>>>>

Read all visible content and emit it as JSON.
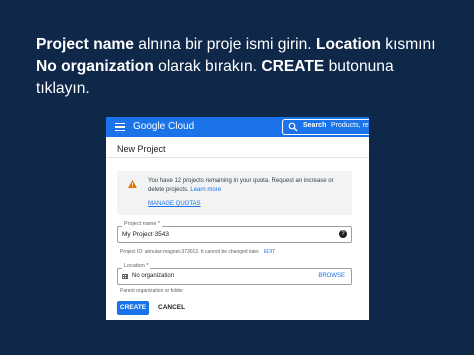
{
  "instruction": {
    "part1_bold": "Project name",
    "part2": " alnına bir proje ismi girin. ",
    "part3_bold": "Location",
    "part4": " kısmını ",
    "part5_bold": "No organization",
    "part6": " olarak bırakın. ",
    "part7_bold": "CREATE",
    "part8": " butonuna tıklayın."
  },
  "header": {
    "logo": "Google Cloud",
    "search_label": "Search",
    "search_placeholder": "Products, re"
  },
  "page": {
    "title": "New Project"
  },
  "quota": {
    "text": "You have 12 projects remaining in your quota. Request an increase or delete projects.",
    "learn_more": "Learn more",
    "manage_quotas": "MANAGE QUOTAS"
  },
  "project_name": {
    "label": "Project name *",
    "value": "My Project 3543",
    "hint": "Project ID: annular-magnet-373012. It cannot be changed later.",
    "edit": "EDIT"
  },
  "location": {
    "label": "Location *",
    "value": "No organization",
    "browse": "BROWSE",
    "hint": "Parent organization or folder"
  },
  "actions": {
    "create": "CREATE",
    "cancel": "CANCEL"
  },
  "colors": {
    "background": "#0f2748",
    "accent": "#1a73e8",
    "warning": "#e37400"
  }
}
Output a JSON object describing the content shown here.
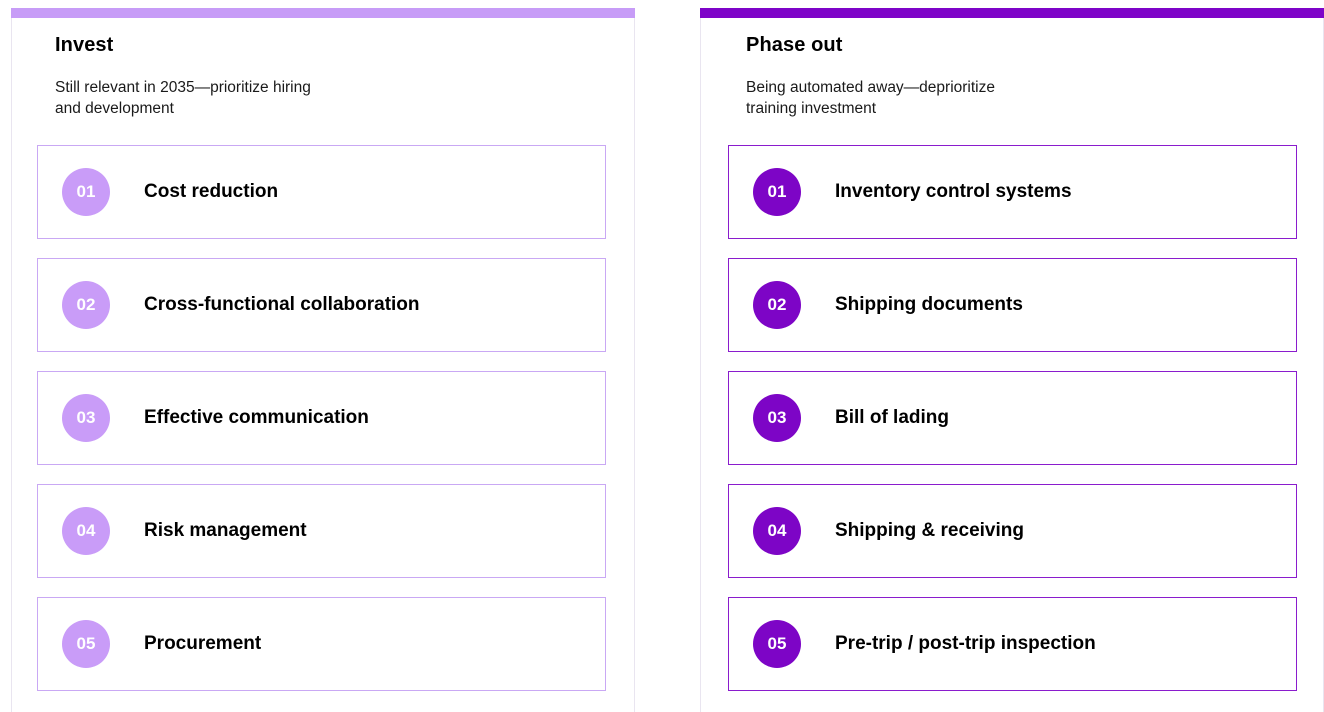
{
  "colors": {
    "invest_accent": "#c79cf7",
    "invest_border": "#c9a8f4",
    "invest_badge": "#c99cf8",
    "phase_out_accent": "#7e04c8",
    "phase_out_border": "#8a1ccd",
    "phase_out_badge": "#7d05c6"
  },
  "invest": {
    "title": "Invest",
    "subtitle_line1": "Still relevant in 2035—prioritize hiring",
    "subtitle_line2": "and development",
    "items": [
      {
        "number": "01",
        "label": "Cost reduction"
      },
      {
        "number": "02",
        "label": "Cross-functional collaboration"
      },
      {
        "number": "03",
        "label": "Effective communication"
      },
      {
        "number": "04",
        "label": "Risk management"
      },
      {
        "number": "05",
        "label": "Procurement"
      }
    ]
  },
  "phase_out": {
    "title": "Phase out",
    "subtitle_line1": "Being automated away—deprioritize",
    "subtitle_line2": "training investment",
    "items": [
      {
        "number": "01",
        "label": "Inventory control systems"
      },
      {
        "number": "02",
        "label": "Shipping documents"
      },
      {
        "number": "03",
        "label": "Bill of lading"
      },
      {
        "number": "04",
        "label": "Shipping & receiving"
      },
      {
        "number": "05",
        "label": "Pre-trip / post-trip inspection"
      }
    ]
  }
}
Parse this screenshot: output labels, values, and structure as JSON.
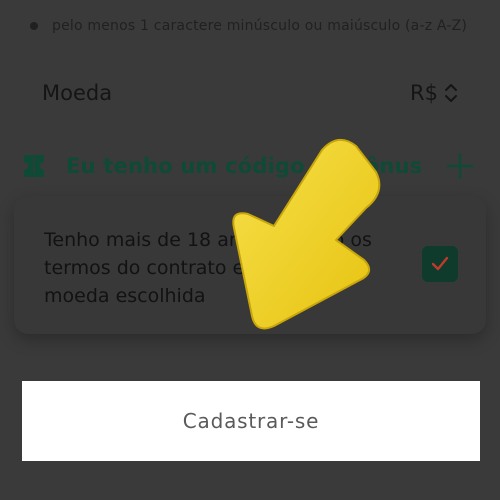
{
  "password_rules": {
    "rule": "pelo menos 1 caractere minúsculo ou maiúsculo (a-z A-Z)"
  },
  "currency": {
    "label": "Moeda",
    "value": "R$"
  },
  "promo": {
    "label": "Eu tenho um código de bônus"
  },
  "terms": {
    "text": "Tenho mais de 18 anos e aceito os termos do contrato e escolho a moeda escolhida",
    "checked": true
  },
  "signup": {
    "label": "Cadastrar-se"
  },
  "colors": {
    "background": "#3a3a3a",
    "accent": "#0e4a36",
    "arrow": "#f2d21f"
  },
  "icons": {
    "currency_selector": "updown-chevron-icon",
    "promo": "ticket-icon",
    "expand": "plus-icon",
    "checkbox": "check-icon",
    "overlay": "arrow-pointer-icon"
  }
}
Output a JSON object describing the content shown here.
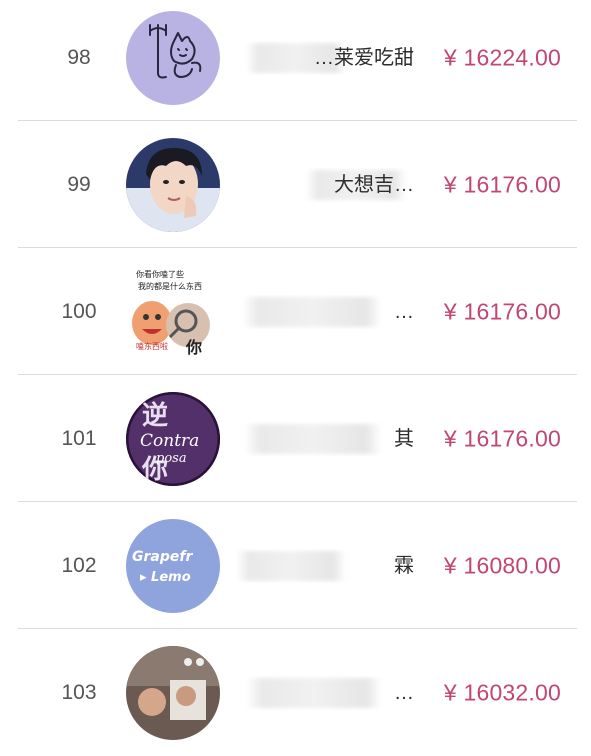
{
  "currency_symbol": "¥",
  "accent_color": "#c1476f",
  "rows": [
    {
      "rank": "98",
      "name": "…莱爱吃甜",
      "amount": "¥ 16224.00",
      "avatar": "trident-cat-sketch-icon"
    },
    {
      "rank": "99",
      "name": "大想吉…",
      "amount": "¥ 16176.00",
      "avatar": "portrait-photo-icon"
    },
    {
      "rank": "100",
      "name": "…",
      "amount": "¥ 16176.00",
      "avatar": "meme-sticker-icon",
      "avatar_text": [
        "你看你嗑了些",
        "我的都是什么东西",
        "你",
        "嗑东西啦"
      ]
    },
    {
      "rank": "101",
      "name": "其",
      "amount": "¥ 16176.00",
      "avatar": "calligraphy-badge-icon",
      "avatar_text": [
        "Contra",
        "posa"
      ]
    },
    {
      "rank": "102",
      "name": "霖",
      "amount": "¥ 16080.00",
      "avatar": "grapefruit-lemon-badge-icon",
      "avatar_text": [
        "Grapefr",
        "▸ Lemo"
      ]
    },
    {
      "rank": "103",
      "name": "…",
      "amount": "¥ 16032.00",
      "avatar": "group-photo-icon"
    }
  ]
}
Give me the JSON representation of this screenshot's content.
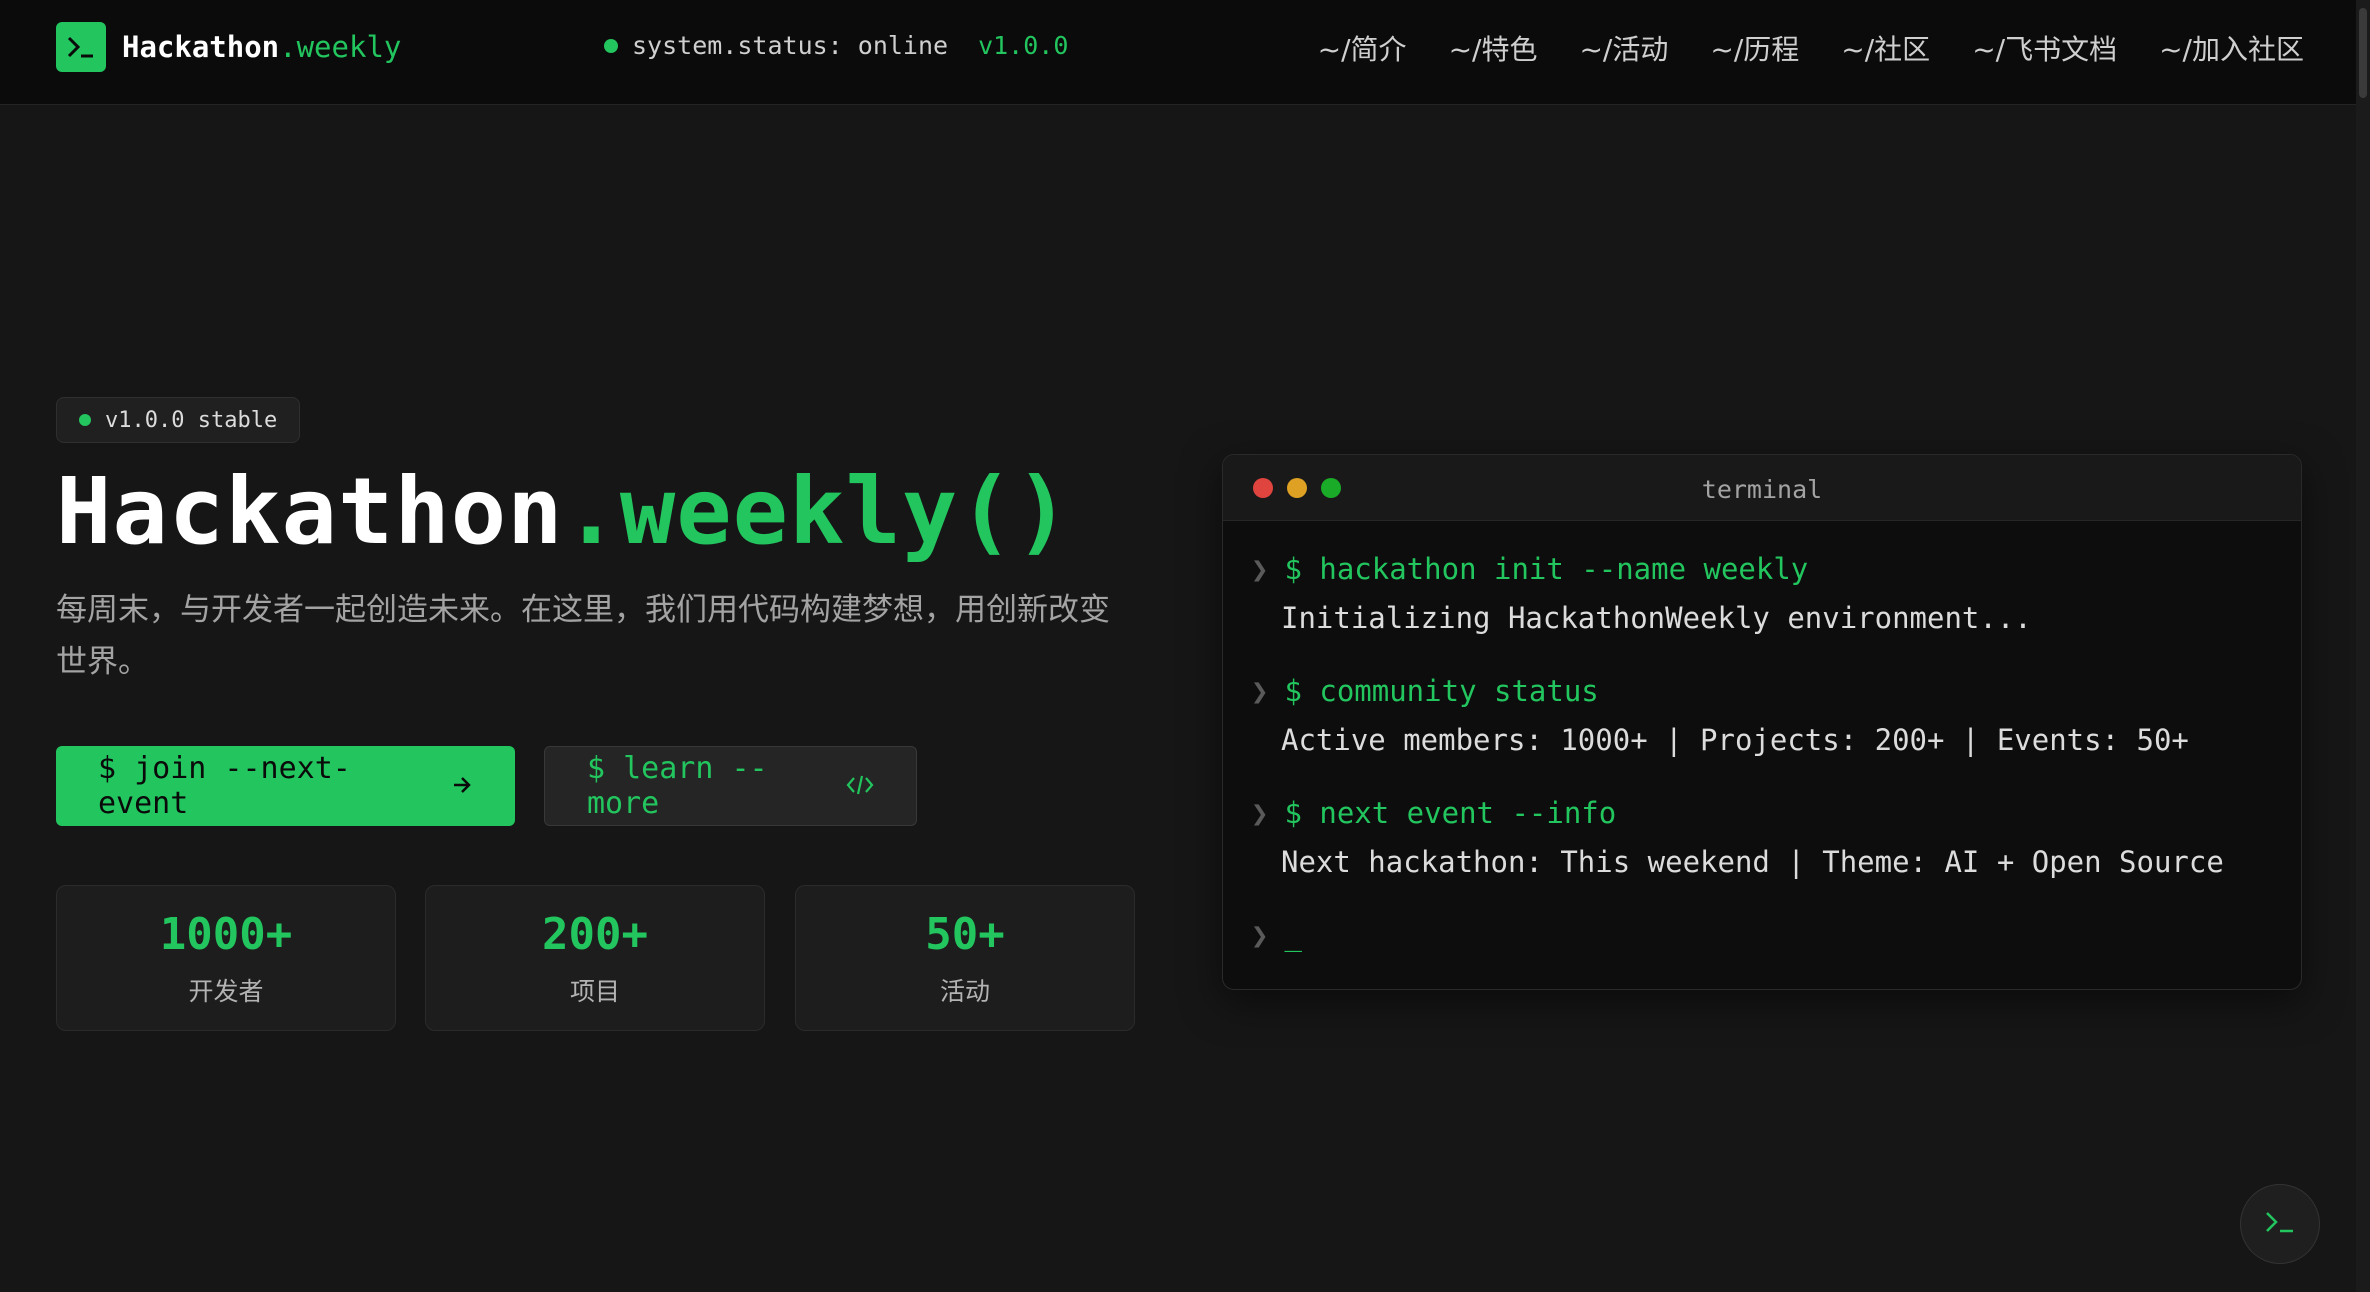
{
  "header": {
    "brand_main": "Hackathon",
    "brand_accent": ".weekly",
    "status_text": "system.status: online",
    "version": "v1.0.0",
    "nav": [
      "~/简介",
      "~/特色",
      "~/活动",
      "~/历程",
      "~/社区",
      "~/飞书文档",
      "~/加入社区"
    ]
  },
  "hero": {
    "badge": "v1.0.0 stable",
    "title_main": "Hackathon",
    "title_accent": ".weekly()",
    "description": "每周末，与开发者一起创造未来。在这里，我们用代码构建梦想，用创新改变世界。",
    "primary_button": "$ join --next-event",
    "secondary_button": "$ learn --more",
    "stats": [
      {
        "value": "1000+",
        "label": "开发者"
      },
      {
        "value": "200+",
        "label": "项目"
      },
      {
        "value": "50+",
        "label": "活动"
      }
    ]
  },
  "terminal": {
    "title": "terminal",
    "prompt_symbol": "❯",
    "lines": [
      {
        "cmd": "$ hackathon init --name weekly",
        "out": "Initializing HackathonWeekly environment..."
      },
      {
        "cmd": "$ community status",
        "out": "Active members: 1000+ | Projects: 200+ | Events: 50+"
      },
      {
        "cmd": "$ next event --info",
        "out": "Next hackathon: This weekend | Theme: AI + Open Source"
      }
    ],
    "cursor": "_"
  },
  "colors": {
    "accent": "#22c55e",
    "background": "#161616",
    "traffic_red": "#e0443e",
    "traffic_yellow": "#dea123",
    "traffic_green": "#1aab29"
  },
  "icons": [
    "terminal-icon",
    "arrow-right-icon",
    "code-icon"
  ]
}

<<<<

WHAT THE TASK ASKS ▸
State how many lines of the records above contain the word "hint", giving only that number.

ANSWER FOR THIS EXERCISE ▸
2